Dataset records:
** START **
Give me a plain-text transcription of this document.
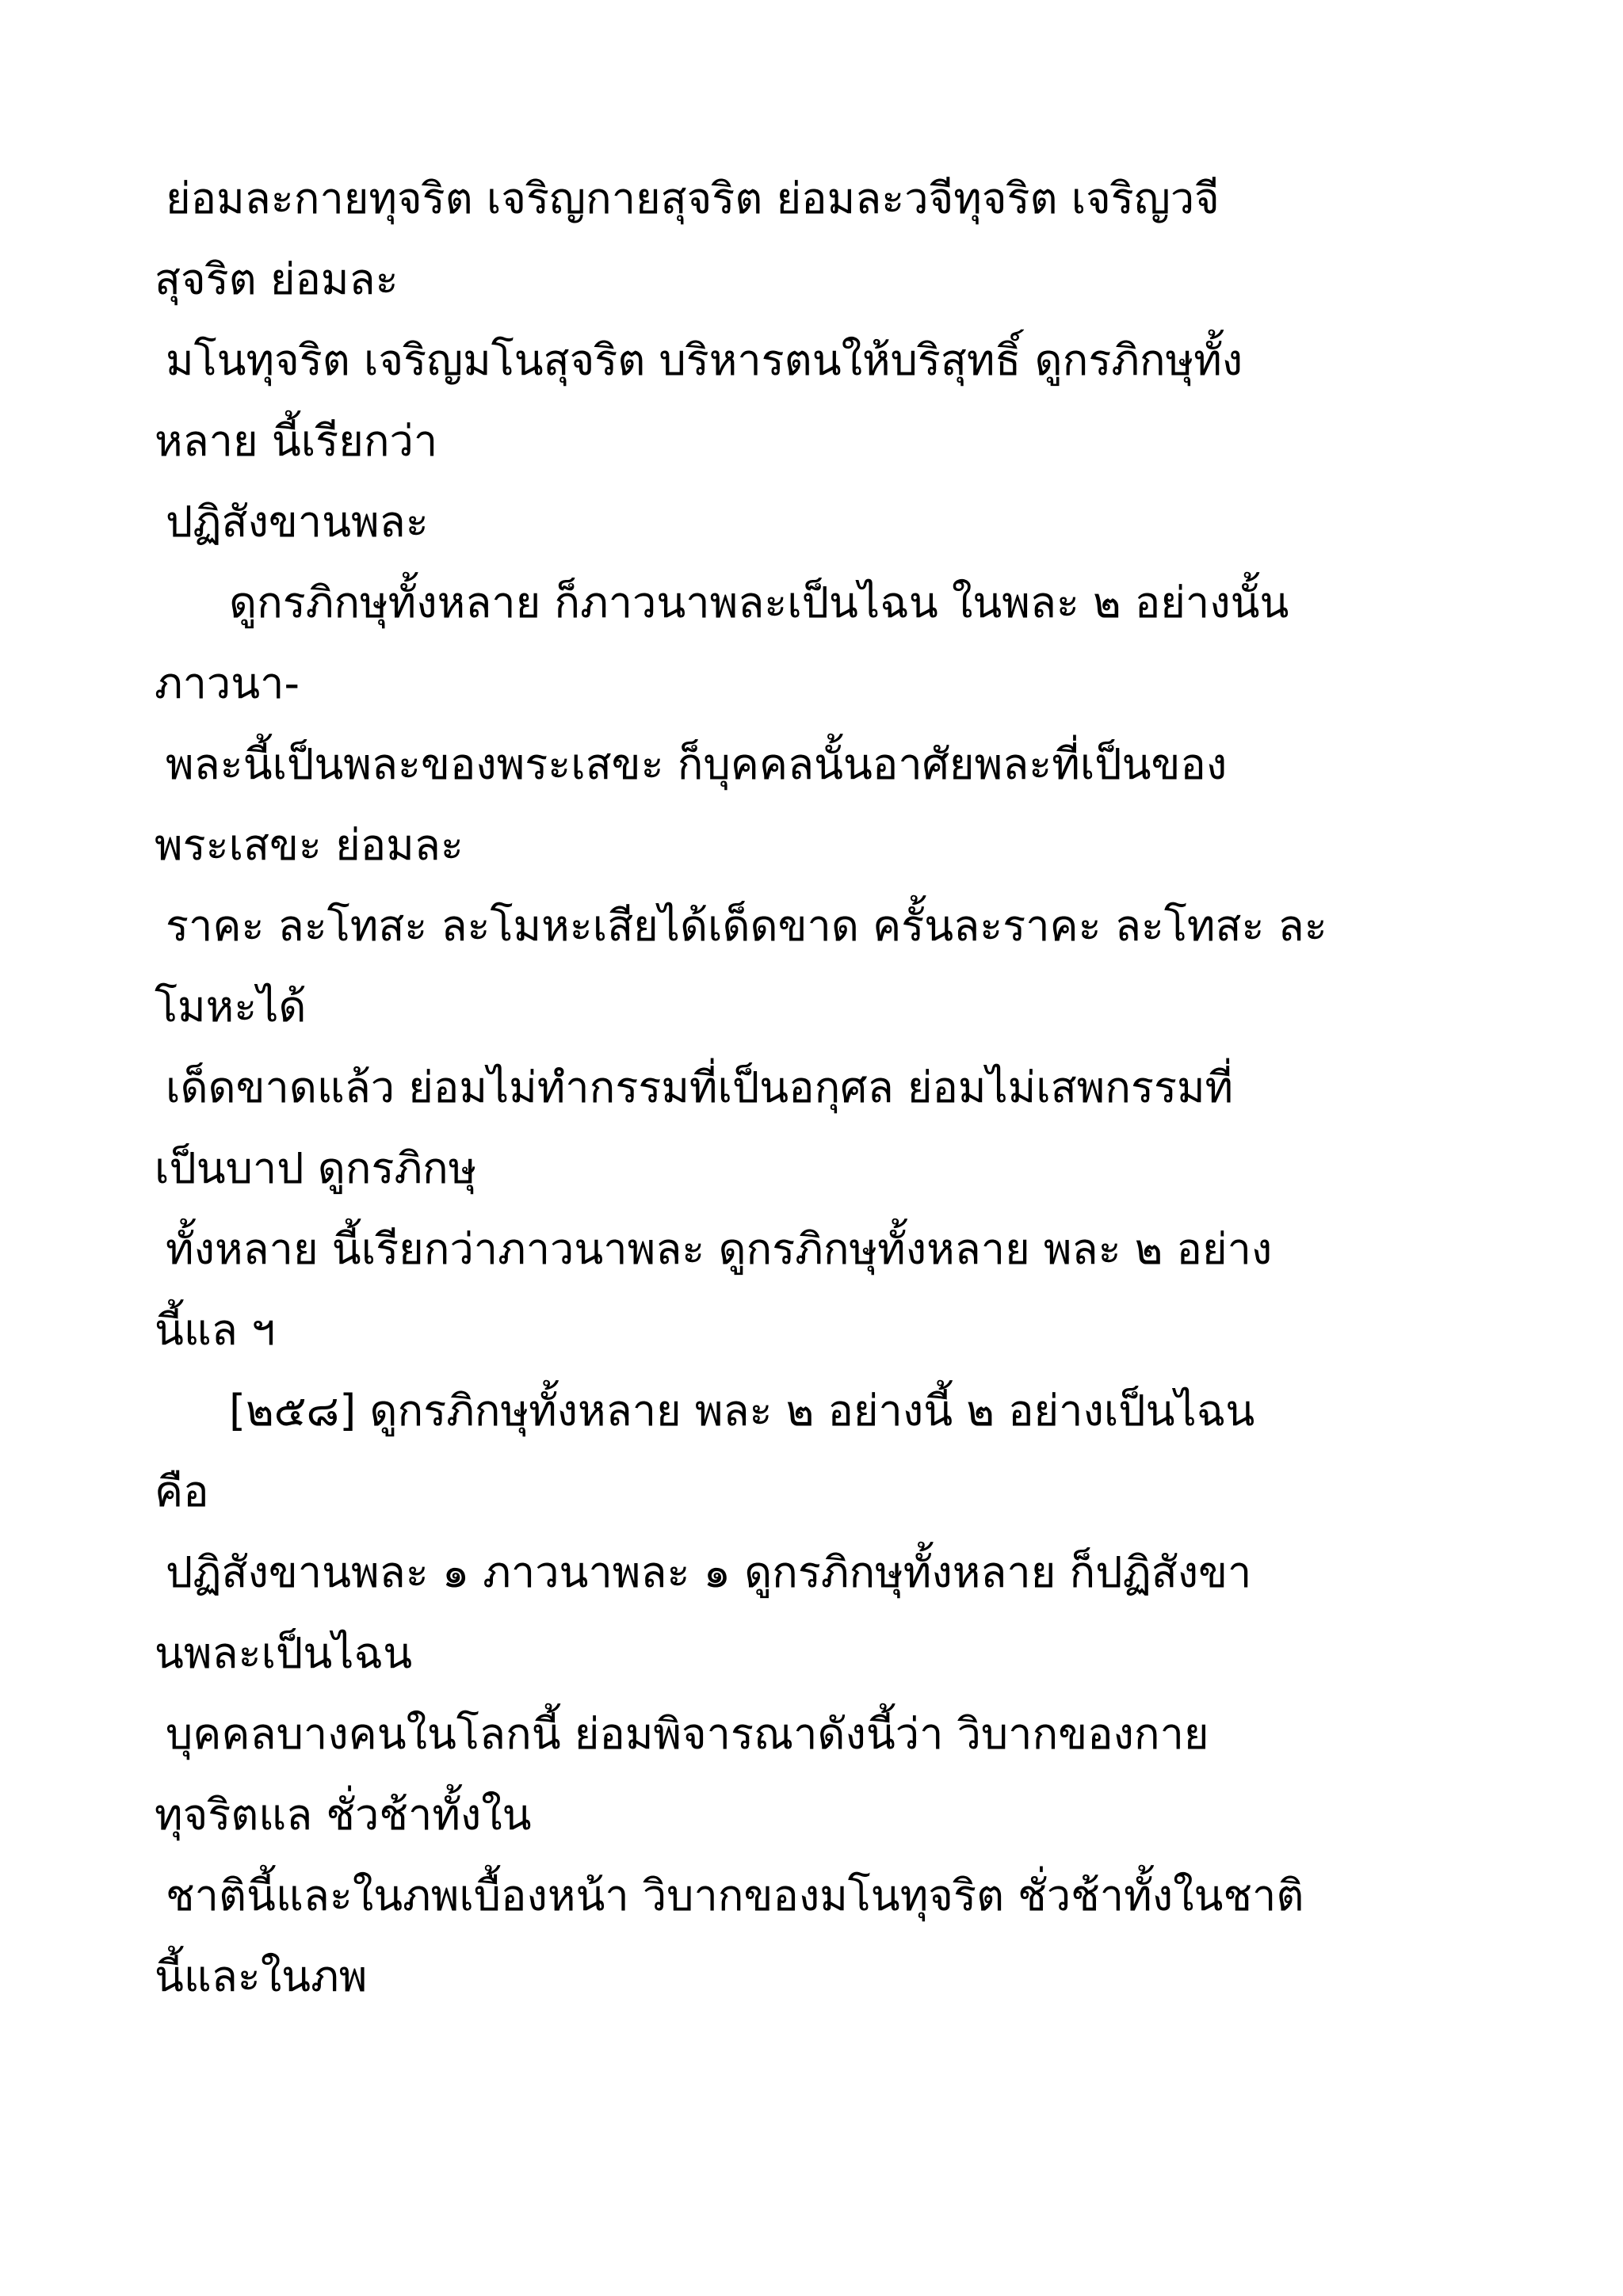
ย่อมละกายทุจริต เจริญกายสุจริต ย่อมละวจีทุจริต เจริญวจี
สุจริต ย่อมละ
มโนทุจริต เจริญมโนสุจริต บริหารตนให้บริสุทธิ์ ดูกรภิกษุทั้ง
หลาย นี้เรียกว่า
ปฏิสังขานพละ
ดูกรภิกษุทั้งหลาย ก็ภาวนาพละเป็นไฉน ในพละ ๒ อย่างนั้น
ภาวนา-
พละนี้เป็นพละของพระเสขะ ก็บุคคลนั้นอาศัยพละที่เป็นของ
พระเสขะ ย่อมละ
ราคะ ละโทสะ ละโมหะเสียได้เด็ดขาด ครั้นละราคะ ละโทสะ ละ
โมหะได้
เด็ดขาดแล้ว ย่อมไม่ทำกรรมที่เป็นอกุศล ย่อมไม่เสพกรรมที่
เป็นบาป ดูกรภิกษุ
ทั้งหลาย นี้เรียกว่าภาวนาพละ ดูกรภิกษุทั้งหลาย พละ ๒ อย่าง
นี้แล ฯ
[๒๕๘] ดูกรภิกษุทั้งหลาย พละ ๒ อย่างนี้ ๒ อย่างเป็นไฉน
คือ
ปฏิสังขานพละ ๑ ภาวนาพละ ๑ ดูกรภิกษุทั้งหลาย ก็ปฏิสังขา
นพละเป็นไฉน
บุคคลบางคนในโลกนี้ ย่อมพิจารณาดังนี้ว่า วิบากของกาย
ทุจริตแล ชั่วช้าทั้งใน
ชาตินี้และในภพเบื้องหน้า วิบากของมโนทุจริต ชั่วช้าทั้งในชาติ
นี้และในภพ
** END **
### Given problem
Keep the pictures out of the copy and return the rest of the data above exactly.

### Correct result
Give me a plain-text transcription of this document.
ย่อมละกายทุจริต เจริญกายสุจริต ย่อมละวจีทุจริต เจริญวจี
สุจริต ย่อมละ
มโนทุจริต เจริญมโนสุจริต บริหารตนให้บริสุทธิ์ ดูกรภิกษุทั้ง
หลาย นี้เรียกว่า
ปฏิสังขานพละ
ดูกรภิกษุทั้งหลาย ก็ภาวนาพละเป็นไฉน ในพละ ๒ อย่างนั้น
ภาวนา-
พละนี้เป็นพละของพระเสขะ ก็บุคคลนั้นอาศัยพละที่เป็นของ
พระเสขะ ย่อมละ
ราคะ ละโทสะ ละโมหะเสียได้เด็ดขาด ครั้นละราคะ ละโทสะ ละ
โมหะได้
เด็ดขาดแล้ว ย่อมไม่ทำกรรมที่เป็นอกุศล ย่อมไม่เสพกรรมที่
เป็นบาป ดูกรภิกษุ
ทั้งหลาย นี้เรียกว่าภาวนาพละ ดูกรภิกษุทั้งหลาย พละ ๒ อย่าง
นี้แล ฯ
[๒๕๘] ดูกรภิกษุทั้งหลาย พละ ๒ อย่างนี้ ๒ อย่างเป็นไฉน
คือ
ปฏิสังขานพละ ๑ ภาวนาพละ ๑ ดูกรภิกษุทั้งหลาย ก็ปฏิสังขา
นพละเป็นไฉน
บุคคลบางคนในโลกนี้ ย่อมพิจารณาดังนี้ว่า วิบากของกาย
ทุจริตแล ชั่วช้าทั้งใน
ชาตินี้และในภพเบื้องหน้า วิบากของมโนทุจริต ชั่วช้าทั้งในชาติ
นี้และในภพ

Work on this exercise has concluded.